STATED GOAL: Transcribe each line of the material as it is, and drop any picture.
-*-
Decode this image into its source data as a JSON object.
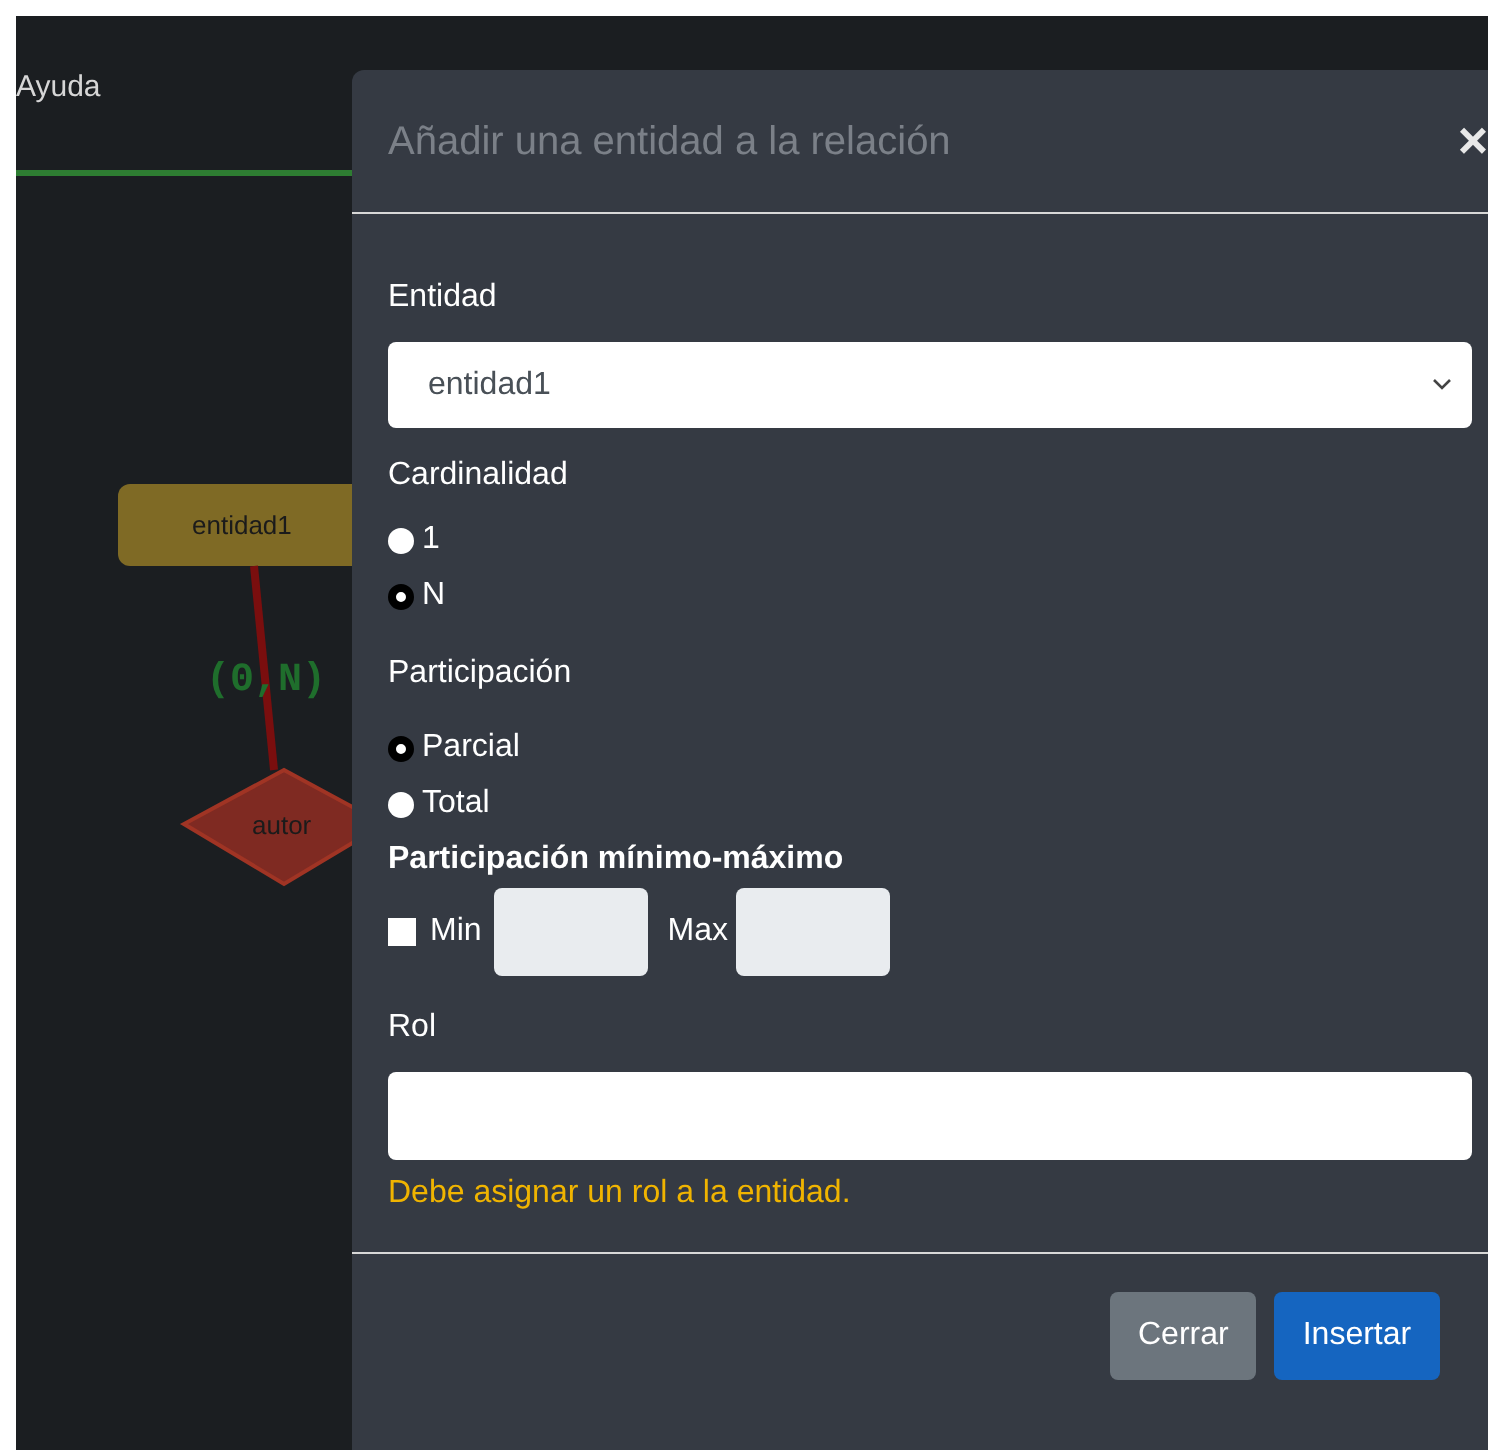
{
  "app": {
    "menu_item": "Ayuda"
  },
  "diagram": {
    "entity": "entidad1",
    "cardinality": "(0,N)",
    "relation": "autor"
  },
  "modal": {
    "title": "Añadir una entidad a la relación",
    "close": "×",
    "entity_label": "Entidad",
    "entity_value": "entidad1",
    "cardinality_label": "Cardinalidad",
    "cardinality_options": [
      {
        "label": "1",
        "selected": false
      },
      {
        "label": "N",
        "selected": true
      }
    ],
    "participation_label": "Participación",
    "participation_options": [
      {
        "label": "Parcial",
        "selected": true
      },
      {
        "label": "Total",
        "selected": false
      }
    ],
    "minmax_label": "Participación mínimo-máximo",
    "minmax": {
      "checked": false,
      "min_label": "Min",
      "max_label": "Max"
    },
    "role_label": "Rol",
    "role_warning": "Debe asignar un rol a la entidad.",
    "buttons": [
      {
        "kind": "secondary",
        "label": "Cerrar"
      },
      {
        "kind": "primary",
        "label": "Insertar"
      }
    ]
  }
}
-*-
RIGHT ANSWER:
Decode this image into its source data as a JSON object.
{
  "app": {
    "menu_item": "Ayuda"
  },
  "diagram": {
    "entity": "entidad1",
    "cardinality": "(0,N)",
    "relation": "autor"
  },
  "modal": {
    "title": "Añadir una entidad a la relación",
    "close": "×",
    "entity_label": "Entidad",
    "entity_value": "entidad1",
    "cardinality_label": "Cardinalidad",
    "cardinality_options": [
      {
        "label": "1",
        "selected": false
      },
      {
        "label": "N",
        "selected": true
      }
    ],
    "participation_label": "Participación",
    "participation_options": [
      {
        "label": "Parcial",
        "selected": true
      },
      {
        "label": "Total",
        "selected": false
      }
    ],
    "minmax_label": "Participación mínimo-máximo",
    "minmax": {
      "checked": false,
      "min_label": "Min",
      "max_label": "Max"
    },
    "role_label": "Rol",
    "role_warning": "Debe asignar un rol a la entidad.",
    "buttons": [
      {
        "kind": "secondary",
        "label": "Cerrar"
      },
      {
        "kind": "primary",
        "label": "Insertar"
      }
    ]
  }
}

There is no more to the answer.